_Aim of the exercise_: Exactly reproduce the entries, dropping any pictures from your copy.

_Provided records_:
▶

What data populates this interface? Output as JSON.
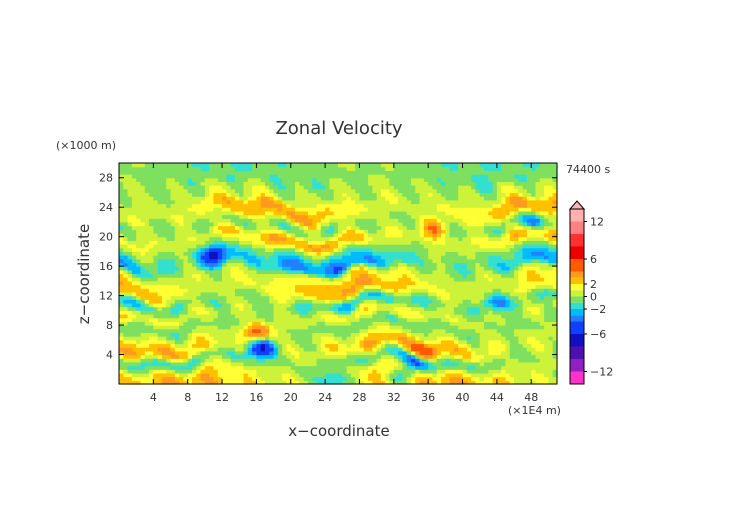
{
  "chart_data": {
    "type": "heatmap",
    "title": "Zonal Velocity",
    "xlabel": "x−coordinate",
    "ylabel": "z−coordinate",
    "x_unit": "(×1E4 m)",
    "y_unit": "(×1000 m)",
    "time_label": "74400 s",
    "xlim": [
      0,
      51
    ],
    "ylim": [
      0,
      30
    ],
    "x_ticks": [
      4,
      8,
      12,
      16,
      20,
      24,
      28,
      32,
      36,
      40,
      44,
      48
    ],
    "y_ticks": [
      4,
      8,
      12,
      16,
      20,
      24,
      28
    ],
    "x_tick_labels": [
      "4",
      "8",
      "12",
      "16",
      "20",
      "24",
      "28",
      "32",
      "36",
      "40",
      "44",
      "48"
    ],
    "y_tick_labels": [
      "4",
      "8",
      "12",
      "16",
      "20",
      "24",
      "28"
    ],
    "colorbar": {
      "range": [
        -14,
        14
      ],
      "labels": [
        {
          "value": 12,
          "text": "12"
        },
        {
          "value": 6,
          "text": "6"
        },
        {
          "value": 2,
          "text": "2"
        },
        {
          "value": 0,
          "text": "0"
        },
        {
          "value": -2,
          "text": "−2"
        },
        {
          "value": -6,
          "text": "−6"
        },
        {
          "value": -12,
          "text": "−12"
        }
      ],
      "bins": [
        {
          "from": 12,
          "to": 14,
          "color": "#ffb0b0"
        },
        {
          "from": 10,
          "to": 12,
          "color": "#ff8080"
        },
        {
          "from": 8,
          "to": 10,
          "color": "#ff3030"
        },
        {
          "from": 6,
          "to": 8,
          "color": "#ee0000"
        },
        {
          "from": 4,
          "to": 6,
          "color": "#ff5a00"
        },
        {
          "from": 3,
          "to": 4,
          "color": "#ff9a20"
        },
        {
          "from": 2,
          "to": 3,
          "color": "#ffc000"
        },
        {
          "from": 1,
          "to": 2,
          "color": "#ffff33"
        },
        {
          "from": 0,
          "to": 1,
          "color": "#ccf23a"
        },
        {
          "from": -1,
          "to": 0,
          "color": "#7fe060"
        },
        {
          "from": -2,
          "to": -1,
          "color": "#33e0d0"
        },
        {
          "from": -3,
          "to": -2,
          "color": "#00bbff"
        },
        {
          "from": -4,
          "to": -3,
          "color": "#2080ff"
        },
        {
          "from": -6,
          "to": -4,
          "color": "#1040ff"
        },
        {
          "from": -8,
          "to": -6,
          "color": "#1010c0"
        },
        {
          "from": -10,
          "to": -8,
          "color": "#5010b0"
        },
        {
          "from": -12,
          "to": -10,
          "color": "#9020c0"
        },
        {
          "from": -14,
          "to": -12,
          "color": "#ff33cc"
        }
      ]
    },
    "field_bands": [
      {
        "z": 27.5,
        "v": -0.8
      },
      {
        "z": 26,
        "v": 0.6
      },
      {
        "z": 23.5,
        "v": 2.6
      },
      {
        "z": 21.5,
        "v": -0.6
      },
      {
        "z": 19.5,
        "v": 3.2
      },
      {
        "z": 18,
        "v": -1.2
      },
      {
        "z": 16.5,
        "v": -3.4
      },
      {
        "z": 14.5,
        "v": 1.8
      },
      {
        "z": 12.8,
        "v": 3.0
      },
      {
        "z": 11,
        "v": -2.4
      },
      {
        "z": 9.5,
        "v": 2.2
      },
      {
        "z": 8,
        "v": -1.4
      },
      {
        "z": 6.5,
        "v": 1.0
      },
      {
        "z": 5,
        "v": 3.0
      },
      {
        "z": 3.2,
        "v": -1.6
      },
      {
        "z": 1.5,
        "v": 2.4
      }
    ],
    "features": [
      {
        "x": 16.5,
        "z": 5,
        "v": -7
      },
      {
        "x": 16.2,
        "z": 7,
        "v": 5
      },
      {
        "x": 34.5,
        "z": 3,
        "v": -5
      },
      {
        "x": 35.5,
        "z": 4,
        "v": 4
      },
      {
        "x": 11,
        "z": 17.5,
        "v": -6
      },
      {
        "x": 36.5,
        "z": 21,
        "v": 3.5
      },
      {
        "x": 25,
        "z": 0.6,
        "v": -3.5
      },
      {
        "x": 33,
        "z": 1,
        "v": -3.5
      },
      {
        "x": 44,
        "z": 11,
        "v": -3
      },
      {
        "x": 48,
        "z": 22,
        "v": -3
      }
    ]
  }
}
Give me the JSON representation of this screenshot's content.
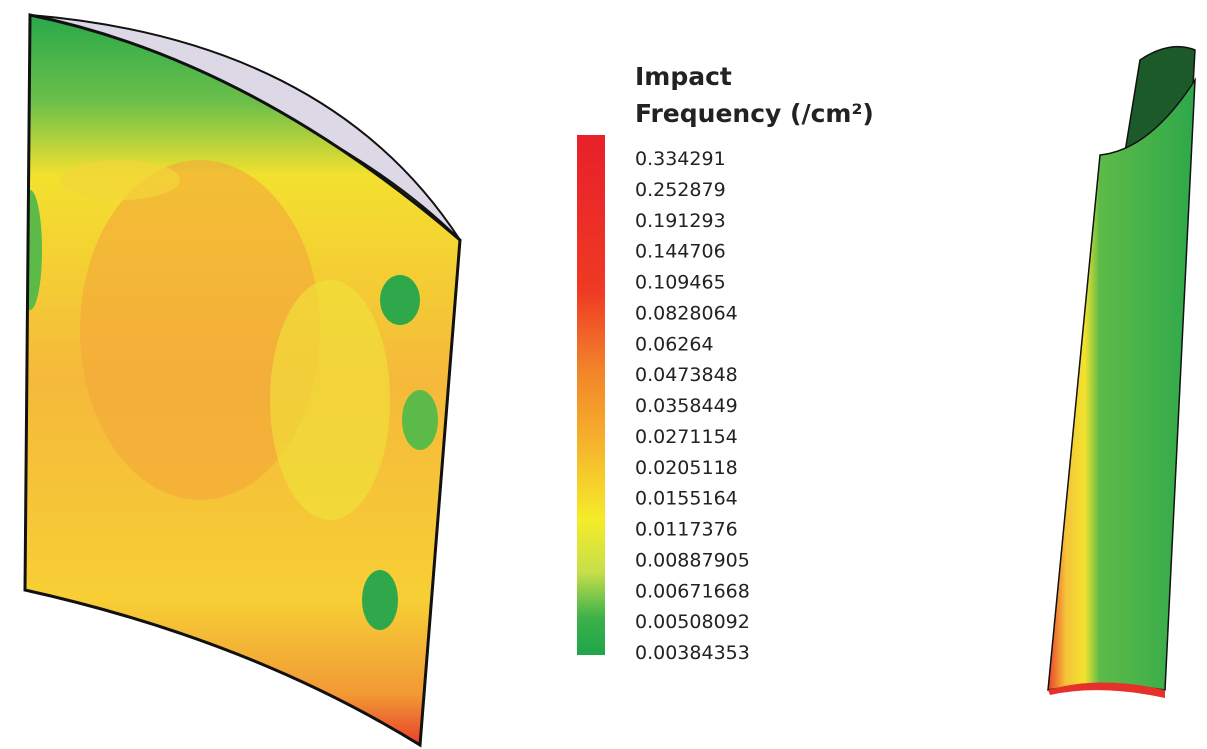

◀

_Output_:
What data populates this interface? Output as JSON.
{
  "chart_data": {
    "type": "heatmap",
    "title": "Zonal Velocity",
    "xlabel": "x−coordinate",
    "ylabel": "z−coordinate",
    "x_unit": "(×1E4 m)",
    "y_unit": "(×1000 m)",
    "time_label": "74400 s",
    "xlim": [
      0,
      51
    ],
    "ylim": [
      0,
      30
    ],
    "x_ticks": [
      4,
      8,
      12,
      16,
      20,
      24,
      28,
      32,
      36,
      40,
      44,
      48
    ],
    "y_ticks": [
      4,
      8,
      12,
      16,
      20,
      24,
      28
    ],
    "x_tick_labels": [
      "4",
      "8",
      "12",
      "16",
      "20",
      "24",
      "28",
      "32",
      "36",
      "40",
      "44",
      "48"
    ],
    "y_tick_labels": [
      "4",
      "8",
      "12",
      "16",
      "20",
      "24",
      "28"
    ],
    "colorbar": {
      "range": [
        -14,
        14
      ],
      "labels": [
        {
          "value": 12,
          "text": "12"
        },
        {
          "value": 6,
          "text": "6"
        },
        {
          "value": 2,
          "text": "2"
        },
        {
          "value": 0,
          "text": "0"
        },
        {
          "value": -2,
          "text": "−2"
        },
        {
          "value": -6,
          "text": "−6"
        },
        {
          "value": -12,
          "text": "−12"
        }
      ],
      "bins": [
        {
          "from": 12,
          "to": 14,
          "color": "#ffb0b0"
        },
        {
          "from": 10,
          "to": 12,
          "color": "#ff8080"
        },
        {
          "from": 8,
          "to": 10,
          "color": "#ff3030"
        },
        {
          "from": 6,
          "to": 8,
          "color": "#ee0000"
        },
        {
          "from": 4,
          "to": 6,
          "color": "#ff5a00"
        },
        {
          "from": 3,
          "to": 4,
          "color": "#ff9a20"
        },
        {
          "from": 2,
          "to": 3,
          "color": "#ffc000"
        },
        {
          "from": 1,
          "to": 2,
          "color": "#ffff33"
        },
        {
          "from": 0,
          "to": 1,
          "color": "#ccf23a"
        },
        {
          "from": -1,
          "to": 0,
          "color": "#7fe060"
        },
        {
          "from": -2,
          "to": -1,
          "color": "#33e0d0"
        },
        {
          "from": -3,
          "to": -2,
          "color": "#00bbff"
        },
        {
          "from": -4,
          "to": -3,
          "color": "#2080ff"
        },
        {
          "from": -6,
          "to": -4,
          "color": "#1040ff"
        },
        {
          "from": -8,
          "to": -6,
          "color": "#1010c0"
        },
        {
          "from": -10,
          "to": -8,
          "color": "#5010b0"
        },
        {
          "from": -12,
          "to": -10,
          "color": "#9020c0"
        },
        {
          "from": -14,
          "to": -12,
          "color": "#ff33cc"
        }
      ]
    },
    "field_bands": [
      {
        "z": 27.5,
        "v": -0.8
      },
      {
        "z": 26,
        "v": 0.6
      },
      {
        "z": 23.5,
        "v": 2.6
      },
      {
        "z": 21.5,
        "v": -0.6
      },
      {
        "z": 19.5,
        "v": 3.2
      },
      {
        "z": 18,
        "v": -1.2
      },
      {
        "z": 16.5,
        "v": -3.4
      },
      {
        "z": 14.5,
        "v": 1.8
      },
      {
        "z": 12.8,
        "v": 3.0
      },
      {
        "z": 11,
        "v": -2.4
      },
      {
        "z": 9.5,
        "v": 2.2
      },
      {
        "z": 8,
        "v": -1.4
      },
      {
        "z": 6.5,
        "v": 1.0
      },
      {
        "z": 5,
        "v": 3.0
      },
      {
        "z": 3.2,
        "v": -1.6
      },
      {
        "z": 1.5,
        "v": 2.4
      }
    ],
    "features": [
      {
        "x": 16.5,
        "z": 5,
        "v": -7
      },
      {
        "x": 16.2,
        "z": 7,
        "v": 5
      },
      {
        "x": 34.5,
        "z": 3,
        "v": -5
      },
      {
        "x": 35.5,
        "z": 4,
        "v": 4
      },
      {
        "x": 11,
        "z": 17.5,
        "v": -6
      },
      {
        "x": 36.5,
        "z": 21,
        "v": 3.5
      },
      {
        "x": 25,
        "z": 0.6,
        "v": -3.5
      },
      {
        "x": 33,
        "z": 1,
        "v": -3.5
      },
      {
        "x": 44,
        "z": 11,
        "v": -3
      },
      {
        "x": 48,
        "z": 22,
        "v": -3
      }
    ]
  }
}
Give me the JSON representation of this screenshot's content.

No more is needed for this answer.